╔══

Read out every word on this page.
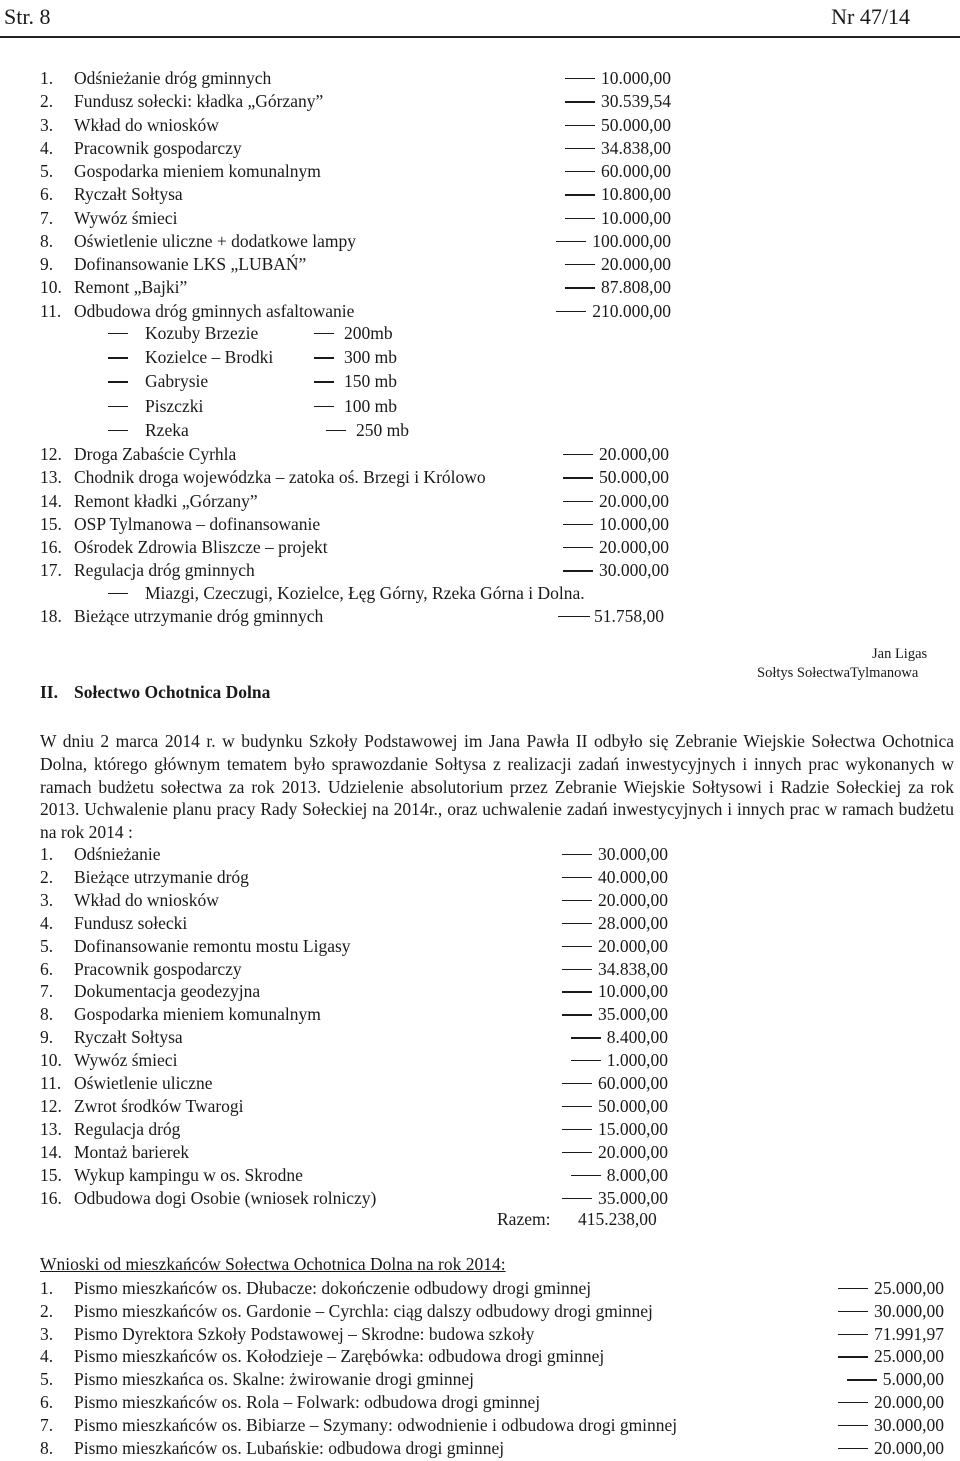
Str. 8	Nr 47/14
1. Odśnieżanie dróg gminnych	10.000,00
2. Fundusz sołecki: kładka „Górzany”	30.539,54
3. Wkład do wniosków	50.000,00
4. Pracownik gospodarczy	34.838,00
5. Gospodarka mieniem komunalnym	60.000,00
6. Ryczałt Sołtysa	10.800,00
7. Wywóz śmieci	10.000,00
8. Oświetlenie uliczne + dodatkowe lampy	100.000,00
9. Dofinansowanie LKS „LUBAŃ”	20.000,00
10. Remont „Bajki”	87.808,00
11. Odbudowa dróg gminnych asfaltowanie	210.000,00
Kozuby Brzezie	200mb
Kozielce – Brodki	300 mb
Gabrysie	150 mb
Piszczki	100 mb
Rzeka	250 mb
12. Droga Zabaście Cyrhla	20.000,00
13. Chodnik droga wojewódzka – zatoka oś. Brzegi i Królowo	50.000,00
14. Remont kładki „Górzany”	20.000,00
15. OSP Tylmanowa – dofinansowanie	10.000,00
16. Ośrodek Zdrowia Bliszcze – projekt	20.000,00
17. Regulacja dróg gminnych	30.000,00
Miazgi, Czeczugi, Kozielce, Łęg Górny, Rzeka Górna i Dolna.
18. Bieżące utrzymanie dróg gminnych	51.758,00
Jan Ligas
Sołtys SołectwaTylmanowa
II. Sołectwo Ochotnica Dolna
W dniu 2 marca 2014 r. w budynku Szkoły Podstawowej im Jana Pawła II odbyło się Zebranie Wiejskie Sołectwa Ochotnica Dolna, którego głównym tematem było sprawozdanie Sołtysa z realizacji zadań inwestycyjnych i innych prac wykonanych w ramach budżetu sołectwa za rok 2013. Udzielenie absolutorium przez Zebranie Wiejskie Sołtysowi i Radzie Sołeckiej za rok 2013. Uchwalenie planu pracy Rady Sołeckiej na 2014r., oraz uchwalenie zadań inwestycyjnych i innych prac w ramach budżetu na rok 2014 :
1. Odśnieżanie	30.000,00
2. Bieżące utrzymanie dróg	40.000,00
3. Wkład do wniosków	20.000,00
4. Fundusz sołecki	28.000,00
5. Dofinansowanie remontu mostu Ligasy	20.000,00
6. Pracownik gospodarczy	34.838,00
7. Dokumentacja geodezyjna	10.000,00
8. Gospodarka mieniem komunalnym	35.000,00
9. Ryczałt Sołtysa	8.400,00
10. Wywóz śmieci	1.000,00
11. Oświetlenie uliczne	60.000,00
12. Zwrot środków Twarogi	50.000,00
13. Regulacja dróg	15.000,00
14. Montaż barierek	20.000,00
15. Wykup kampingu w os. Skrodne	8.000,00
16. Odbudowa dogi Osobie (wniosek rolniczy)	35.000,00
Razem: 415.238,00
Wnioski od mieszkańców Sołectwa Ochotnica Dolna na rok 2014:
1. Pismo mieszkańców os. Dłubacze: dokończenie odbudowy drogi gminnej	25.000,00
2. Pismo mieszkańców os. Gardonie – Cyrchla: ciąg dalszy odbudowy drogi gminnej	30.000,00
3. Pismo Dyrektora Szkoły Podstawowej – Skrodne: budowa szkoły	71.991,97
4. Pismo mieszkańców os. Kołodzieje – Zarębówka: odbudowa drogi gminnej	25.000,00
5. Pismo mieszkańca os. Skalne: żwirowanie drogi gminnej	5.000,00
6. Pismo mieszkańców os. Rola – Folwark: odbudowa drogi gminnej	20.000,00
7. Pismo mieszkańców os. Bibiarze – Szymany: odwodnienie i odbudowa drogi gminnej	30.000,00
8. Pismo mieszkańców os. Lubańskie: odbudowa drogi gminnej	20.000,00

╚══

Without the pictures, write out every entry precisely as it appears.

Read out every word on this page.
Str. 8	Nr 47/14
1. Odśnieżanie dróg gminnych	10.000,00
2. Fundusz sołecki: kładka „Górzany”	30.539,54
3. Wkład do wniosków	50.000,00
4. Pracownik gospodarczy	34.838,00
5. Gospodarka mieniem komunalnym	60.000,00
6. Ryczałt Sołtysa	10.800,00
7. Wywóz śmieci	10.000,00
8. Oświetlenie uliczne + dodatkowe lampy	100.000,00
9. Dofinansowanie LKS „LUBAŃ”	20.000,00
10. Remont „Bajki”	87.808,00
11. Odbudowa dróg gminnych asfaltowanie	210.000,00
Kozuby Brzezie	200mb
Kozielce – Brodki	300 mb
Gabrysie	150 mb
Piszczki	100 mb
Rzeka	250 mb
12. Droga Zabaście Cyrhla	20.000,00
13. Chodnik droga wojewódzka – zatoka oś. Brzegi i Królowo	50.000,00
14. Remont kładki „Górzany”	20.000,00
15. OSP Tylmanowa – dofinansowanie	10.000,00
16. Ośrodek Zdrowia Bliszcze – projekt	20.000,00
17. Regulacja dróg gminnych	30.000,00
Miazgi, Czeczugi, Kozielce, Łęg Górny, Rzeka Górna i Dolna.
18. Bieżące utrzymanie dróg gminnych	51.758,00
Jan Ligas
Sołtys SołectwaTylmanowa
II. Sołectwo Ochotnica Dolna
W dniu 2 marca 2014 r. w budynku Szkoły Podstawowej im Jana Pawła II odbyło się Zebranie Wiejskie Sołectwa Ochotnica Dolna, którego głównym tematem było sprawozdanie Sołtysa z realizacji zadań inwestycyjnych i innych prac wykonanych w ramach budżetu sołectwa za rok 2013. Udzielenie absolutorium przez Zebranie Wiejskie Sołtysowi i Radzie Sołeckiej za rok 2013. Uchwalenie planu pracy Rady Sołeckiej na 2014r., oraz uchwalenie zadań inwestycyjnych i innych prac w ramach budżetu na rok 2014 :
1. Odśnieżanie	30.000,00
2. Bieżące utrzymanie dróg	40.000,00
3. Wkład do wniosków	20.000,00
4. Fundusz sołecki	28.000,00
5. Dofinansowanie remontu mostu Ligasy	20.000,00
6. Pracownik gospodarczy	34.838,00
7. Dokumentacja geodezyjna	10.000,00
8. Gospodarka mieniem komunalnym	35.000,00
9. Ryczałt Sołtysa	8.400,00
10. Wywóz śmieci	1.000,00
11. Oświetlenie uliczne	60.000,00
12. Zwrot środków Twarogi	50.000,00
13. Regulacja dróg	15.000,00
14. Montaż barierek	20.000,00
15. Wykup kampingu w os. Skrodne	8.000,00
16. Odbudowa dogi Osobie (wniosek rolniczy)	35.000,00
Razem: 415.238,00
Wnioski od mieszkańców Sołectwa Ochotnica Dolna na rok 2014:
1. Pismo mieszkańców os. Dłubacze: dokończenie odbudowy drogi gminnej	25.000,00
2. Pismo mieszkańców os. Gardonie – Cyrchla: ciąg dalszy odbudowy drogi gminnej	30.000,00
3. Pismo Dyrektora Szkoły Podstawowej – Skrodne: budowa szkoły	71.991,97
4. Pismo mieszkańców os. Kołodzieje – Zarębówka: odbudowa drogi gminnej	25.000,00
5. Pismo mieszkańca os. Skalne: żwirowanie drogi gminnej	5.000,00
6. Pismo mieszkańców os. Rola – Folwark: odbudowa drogi gminnej	20.000,00
7. Pismo mieszkańców os. Bibiarze – Szymany: odwodnienie i odbudowa drogi gminnej	30.000,00
8. Pismo mieszkańców os. Lubańskie: odbudowa drogi gminnej	20.000,00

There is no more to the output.